What you have to do >>
Below is a set of records. Repeat all of them exactly.

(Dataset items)
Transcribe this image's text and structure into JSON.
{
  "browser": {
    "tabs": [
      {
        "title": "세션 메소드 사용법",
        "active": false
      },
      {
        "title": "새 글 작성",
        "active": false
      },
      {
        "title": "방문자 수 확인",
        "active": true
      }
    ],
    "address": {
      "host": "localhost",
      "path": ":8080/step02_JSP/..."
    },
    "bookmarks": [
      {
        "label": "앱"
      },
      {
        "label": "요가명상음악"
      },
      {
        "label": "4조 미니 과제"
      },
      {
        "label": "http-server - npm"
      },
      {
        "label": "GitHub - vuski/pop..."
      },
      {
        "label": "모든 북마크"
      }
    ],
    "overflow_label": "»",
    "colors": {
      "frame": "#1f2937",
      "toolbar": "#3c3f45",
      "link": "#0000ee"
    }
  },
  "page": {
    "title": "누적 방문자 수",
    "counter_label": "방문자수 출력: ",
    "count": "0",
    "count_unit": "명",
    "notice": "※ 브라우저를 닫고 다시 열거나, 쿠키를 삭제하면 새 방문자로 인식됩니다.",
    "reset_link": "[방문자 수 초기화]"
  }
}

Written solution >>
Transcribe this image's text and structure into JSON.
{
  "browser": {
    "tabs": [
      {
        "title": "세션 메소드 사용법",
        "active": false
      },
      {
        "title": "새 글 작성",
        "active": false
      },
      {
        "title": "방문자 수 확인",
        "active": true
      }
    ],
    "address": {
      "host": "localhost",
      "path": ":8080/step02_JSP/..."
    },
    "bookmarks": [
      {
        "label": "앱"
      },
      {
        "label": "요가명상음악"
      },
      {
        "label": "4조 미니 과제"
      },
      {
        "label": "http-server - npm"
      },
      {
        "label": "GitHub - vuski/pop..."
      },
      {
        "label": "모든 북마크"
      }
    ],
    "overflow_label": "»",
    "colors": {
      "frame": "#1f2937",
      "toolbar": "#3c3f45",
      "link": "#0000ee"
    }
  },
  "page": {
    "title": "누적 방문자 수",
    "counter_label": "방문자수 출력: ",
    "count": "0",
    "count_unit": "명",
    "notice": "※ 브라우저를 닫고 다시 열거나, 쿠키를 삭제하면 새 방문자로 인식됩니다.",
    "reset_link": "[방문자 수 초기화]"
  }
}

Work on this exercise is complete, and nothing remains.